→ **EXERCISE DETAILS**: Word for word, set down the records and skip each picture.

→ **DATA IN THIS EXERCISE**:
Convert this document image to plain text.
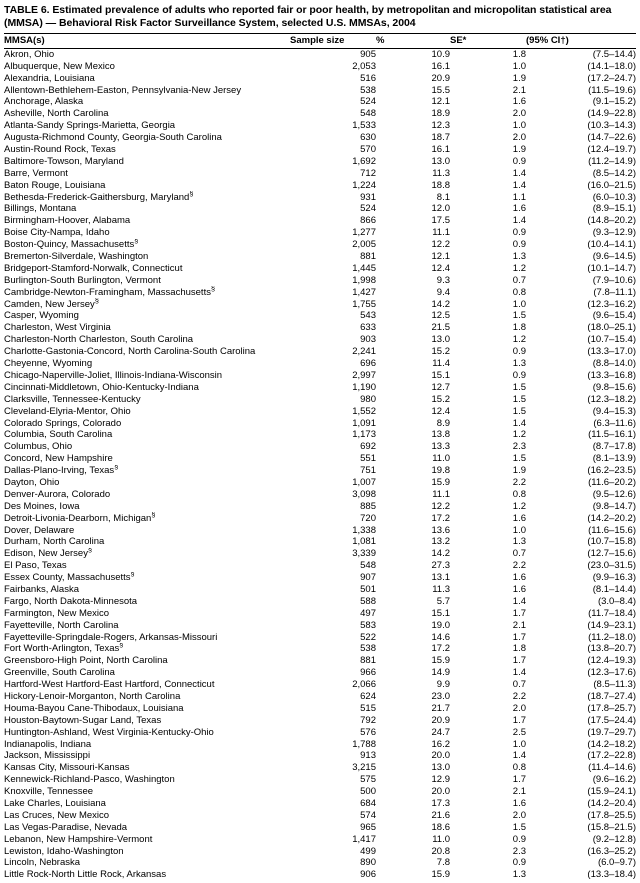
TABLE 6. Estimated prevalence of adults who reported fair or poor health, by metropolitan and micropolitan statistical area (MMSA) — Behavioral Risk Factor Surveillance System, selected U.S. MMSAs, 2004
MMSA(s)	Sample size	%	SE*	(95% CI†)
Akron, Ohio	905	10.9	1.8	(7.5–14.4)
Albuquerque, New Mexico	2,053	16.1	1.0	(14.1–18.0)
Alexandria, Louisiana	516	20.9	1.9	(17.2–24.7)
Allentown-Bethlehem-Easton, Pennsylvania-New Jersey	538	15.5	2.1	(11.5–19.6)
Anchorage, Alaska	524	12.1	1.6	(9.1–15.2)
Asheville, North Carolina	548	18.9	2.0	(14.9–22.8)
Atlanta-Sandy Springs-Marietta, Georgia	1,533	12.3	1.0	(10.3–14.3)
Augusta-Richmond County, Georgia-South Carolina	630	18.7	2.0	(14.7–22.6)
Austin-Round Rock, Texas	570	16.1	1.9	(12.4–19.7)
Baltimore-Towson, Maryland	1,692	13.0	0.9	(11.2–14.9)
Barre, Vermont	712	11.3	1.4	(8.5–14.2)
Baton Rouge, Louisiana	1,224	18.8	1.4	(16.0–21.5)
Bethesda-Frederick-Gaithersburg, Maryland§	931	8.1	1.1	(6.0–10.3)
Billings, Montana	524	12.0	1.6	(8.9–15.1)
Birmingham-Hoover, Alabama	866	17.5	1.4	(14.8–20.2)
Boise City-Nampa, Idaho	1,277	11.1	0.9	(9.3–12.9)
Boston-Quincy, Massachusetts§	2,005	12.2	0.9	(10.4–14.1)
Bremerton-Silverdale, Washington	881	12.1	1.3	(9.6–14.5)
Bridgeport-Stamford-Norwalk, Connecticut	1,445	12.4	1.2	(10.1–14.7)
Burlington-South Burlington, Vermont	1,998	9.3	0.7	(7.9–10.6)
Cambridge-Newton-Framingham, Massachusetts§	1,427	9.4	0.8	(7.8–11.1)
Camden, New Jersey§	1,755	14.2	1.0	(12.3–16.2)
Casper, Wyoming	543	12.5	1.5	(9.6–15.4)
Charleston, West Virginia	633	21.5	1.8	(18.0–25.1)
Charleston-North Charleston, South Carolina	903	13.0	1.2	(10.7–15.4)
Charlotte-Gastonia-Concord, North Carolina-South Carolina	2,241	15.2	0.9	(13.3–17.0)
Cheyenne, Wyoming	696	11.4	1.3	(8.8–14.0)
Chicago-Naperville-Joliet, Illinois-Indiana-Wisconsin	2,997	15.1	0.9	(13.3–16.8)
Cincinnati-Middletown, Ohio-Kentucky-Indiana	1,190	12.7	1.5	(9.8–15.6)
Clarksville, Tennessee-Kentucky	980	15.2	1.5	(12.3–18.2)
Cleveland-Elyria-Mentor, Ohio	1,552	12.4	1.5	(9.4–15.3)
Colorado Springs, Colorado	1,091	8.9	1.4	(6.3–11.6)
Columbia, South Carolina	1,173	13.8	1.2	(11.5–16.1)
Columbus, Ohio	692	13.3	2.3	(8.7–17.8)
Concord, New Hampshire	551	11.0	1.5	(8.1–13.9)
Dallas-Plano-Irving, Texas§	751	19.8	1.9	(16.2–23.5)
Dayton, Ohio	1,007	15.9	2.2	(11.6–20.2)
Denver-Aurora, Colorado	3,098	11.1	0.8	(9.5–12.6)
Des Moines, Iowa	885	12.2	1.2	(9.8–14.7)
Detroit-Livonia-Dearborn, Michigan§	720	17.2	1.6	(14.2–20.2)
Dover, Delaware	1,338	13.6	1.0	(11.6–15.6)
Durham, North Carolina	1,081	13.2	1.3	(10.7–15.8)
Edison, New Jersey§	3,339	14.2	0.7	(12.7–15.6)
El Paso, Texas	548	27.3	2.2	(23.0–31.5)
Essex County, Massachusetts§	907	13.1	1.6	(9.9–16.3)
Fairbanks, Alaska	501	11.3	1.6	(8.1–14.4)
Fargo, North Dakota-Minnesota	588	5.7	1.4	(3.0–8.4)
Farmington, New Mexico	497	15.1	1.7	(11.7–18.4)
Fayetteville, North Carolina	583	19.0	2.1	(14.9–23.1)
Fayetteville-Springdale-Rogers, Arkansas-Missouri	522	14.6	1.7	(11.2–18.0)
Fort Worth-Arlington, Texas§	538	17.2	1.8	(13.8–20.7)
Greensboro-High Point, North Carolina	881	15.9	1.7	(12.4–19.3)
Greenville, South Carolina	966	14.9	1.4	(12.3–17.6)
Hartford-West Hartford-East Hartford, Connecticut	2,066	9.9	0.7	(8.5–11.3)
Hickory-Lenoir-Morganton, North Carolina	624	23.0	2.2	(18.7–27.4)
Houma-Bayou Cane-Thibodaux, Louisiana	515	21.7	2.0	(17.8–25.7)
Houston-Baytown-Sugar Land, Texas	792	20.9	1.7	(17.5–24.4)
Huntington-Ashland, West Virginia-Kentucky-Ohio	576	24.7	2.5	(19.7–29.7)
Indianapolis, Indiana	1,788	16.2	1.0	(14.2–18.2)
Jackson, Mississippi	913	20.0	1.4	(17.2–22.8)
Kansas City, Missouri-Kansas	3,215	13.0	0.8	(11.4–14.6)
Kennewick-Richland-Pasco, Washington	575	12.9	1.7	(9.6–16.2)
Knoxville, Tennessee	500	20.0	2.1	(15.9–24.1)
Lake Charles, Louisiana	684	17.3	1.6	(14.2–20.4)
Las Cruces, New Mexico	574	21.6	2.0	(17.8–25.5)
Las Vegas-Paradise, Nevada	965	18.6	1.5	(15.8–21.5)
Lebanon, New Hampshire-Vermont	1,417	11.0	0.9	(9.2–12.8)
Lewiston, Idaho-Washington	499	20.8	2.3	(16.3–25.2)
Lincoln, Nebraska	890	7.8	0.9	(6.0–9.7)
Little Rock-North Little Rock, Arkansas	906	15.9	1.3	(13.3–18.4)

→ **TASK RESULT**:
Convert this document image to plain text.
TABLE 6. Estimated prevalence of adults who reported fair or poor health, by metropolitan and micropolitan statistical area (MMSA) — Behavioral Risk Factor Surveillance System, selected U.S. MMSAs, 2004
MMSA(s)	Sample size	%	SE*	(95% CI†)
Akron, Ohio	905	10.9	1.8	(7.5–14.4)
Albuquerque, New Mexico	2,053	16.1	1.0	(14.1–18.0)
Alexandria, Louisiana	516	20.9	1.9	(17.2–24.7)
Allentown-Bethlehem-Easton, Pennsylvania-New Jersey	538	15.5	2.1	(11.5–19.6)
Anchorage, Alaska	524	12.1	1.6	(9.1–15.2)
Asheville, North Carolina	548	18.9	2.0	(14.9–22.8)
Atlanta-Sandy Springs-Marietta, Georgia	1,533	12.3	1.0	(10.3–14.3)
Augusta-Richmond County, Georgia-South Carolina	630	18.7	2.0	(14.7–22.6)
Austin-Round Rock, Texas	570	16.1	1.9	(12.4–19.7)
Baltimore-Towson, Maryland	1,692	13.0	0.9	(11.2–14.9)
Barre, Vermont	712	11.3	1.4	(8.5–14.2)
Baton Rouge, Louisiana	1,224	18.8	1.4	(16.0–21.5)
Bethesda-Frederick-Gaithersburg, Maryland§	931	8.1	1.1	(6.0–10.3)
Billings, Montana	524	12.0	1.6	(8.9–15.1)
Birmingham-Hoover, Alabama	866	17.5	1.4	(14.8–20.2)
Boise City-Nampa, Idaho	1,277	11.1	0.9	(9.3–12.9)
Boston-Quincy, Massachusetts§	2,005	12.2	0.9	(10.4–14.1)
Bremerton-Silverdale, Washington	881	12.1	1.3	(9.6–14.5)
Bridgeport-Stamford-Norwalk, Connecticut	1,445	12.4	1.2	(10.1–14.7)
Burlington-South Burlington, Vermont	1,998	9.3	0.7	(7.9–10.6)
Cambridge-Newton-Framingham, Massachusetts§	1,427	9.4	0.8	(7.8–11.1)
Camden, New Jersey§	1,755	14.2	1.0	(12.3–16.2)
Casper, Wyoming	543	12.5	1.5	(9.6–15.4)
Charleston, West Virginia	633	21.5	1.8	(18.0–25.1)
Charleston-North Charleston, South Carolina	903	13.0	1.2	(10.7–15.4)
Charlotte-Gastonia-Concord, North Carolina-South Carolina	2,241	15.2	0.9	(13.3–17.0)
Cheyenne, Wyoming	696	11.4	1.3	(8.8–14.0)
Chicago-Naperville-Joliet, Illinois-Indiana-Wisconsin	2,997	15.1	0.9	(13.3–16.8)
Cincinnati-Middletown, Ohio-Kentucky-Indiana	1,190	12.7	1.5	(9.8–15.6)
Clarksville, Tennessee-Kentucky	980	15.2	1.5	(12.3–18.2)
Cleveland-Elyria-Mentor, Ohio	1,552	12.4	1.5	(9.4–15.3)
Colorado Springs, Colorado	1,091	8.9	1.4	(6.3–11.6)
Columbia, South Carolina	1,173	13.8	1.2	(11.5–16.1)
Columbus, Ohio	692	13.3	2.3	(8.7–17.8)
Concord, New Hampshire	551	11.0	1.5	(8.1–13.9)
Dallas-Plano-Irving, Texas§	751	19.8	1.9	(16.2–23.5)
Dayton, Ohio	1,007	15.9	2.2	(11.6–20.2)
Denver-Aurora, Colorado	3,098	11.1	0.8	(9.5–12.6)
Des Moines, Iowa	885	12.2	1.2	(9.8–14.7)
Detroit-Livonia-Dearborn, Michigan§	720	17.2	1.6	(14.2–20.2)
Dover, Delaware	1,338	13.6	1.0	(11.6–15.6)
Durham, North Carolina	1,081	13.2	1.3	(10.7–15.8)
Edison, New Jersey§	3,339	14.2	0.7	(12.7–15.6)
El Paso, Texas	548	27.3	2.2	(23.0–31.5)
Essex County, Massachusetts§	907	13.1	1.6	(9.9–16.3)
Fairbanks, Alaska	501	11.3	1.6	(8.1–14.4)
Fargo, North Dakota-Minnesota	588	5.7	1.4	(3.0–8.4)
Farmington, New Mexico	497	15.1	1.7	(11.7–18.4)
Fayetteville, North Carolina	583	19.0	2.1	(14.9–23.1)
Fayetteville-Springdale-Rogers, Arkansas-Missouri	522	14.6	1.7	(11.2–18.0)
Fort Worth-Arlington, Texas§	538	17.2	1.8	(13.8–20.7)
Greensboro-High Point, North Carolina	881	15.9	1.7	(12.4–19.3)
Greenville, South Carolina	966	14.9	1.4	(12.3–17.6)
Hartford-West Hartford-East Hartford, Connecticut	2,066	9.9	0.7	(8.5–11.3)
Hickory-Lenoir-Morganton, North Carolina	624	23.0	2.2	(18.7–27.4)
Houma-Bayou Cane-Thibodaux, Louisiana	515	21.7	2.0	(17.8–25.7)
Houston-Baytown-Sugar Land, Texas	792	20.9	1.7	(17.5–24.4)
Huntington-Ashland, West Virginia-Kentucky-Ohio	576	24.7	2.5	(19.7–29.7)
Indianapolis, Indiana	1,788	16.2	1.0	(14.2–18.2)
Jackson, Mississippi	913	20.0	1.4	(17.2–22.8)
Kansas City, Missouri-Kansas	3,215	13.0	0.8	(11.4–14.6)
Kennewick-Richland-Pasco, Washington	575	12.9	1.7	(9.6–16.2)
Knoxville, Tennessee	500	20.0	2.1	(15.9–24.1)
Lake Charles, Louisiana	684	17.3	1.6	(14.2–20.4)
Las Cruces, New Mexico	574	21.6	2.0	(17.8–25.5)
Las Vegas-Paradise, Nevada	965	18.6	1.5	(15.8–21.5)
Lebanon, New Hampshire-Vermont	1,417	11.0	0.9	(9.2–12.8)
Lewiston, Idaho-Washington	499	20.8	2.3	(16.3–25.2)
Lincoln, Nebraska	890	7.8	0.9	(6.0–9.7)
Little Rock-North Little Rock, Arkansas	906	15.9	1.3	(13.3–18.4)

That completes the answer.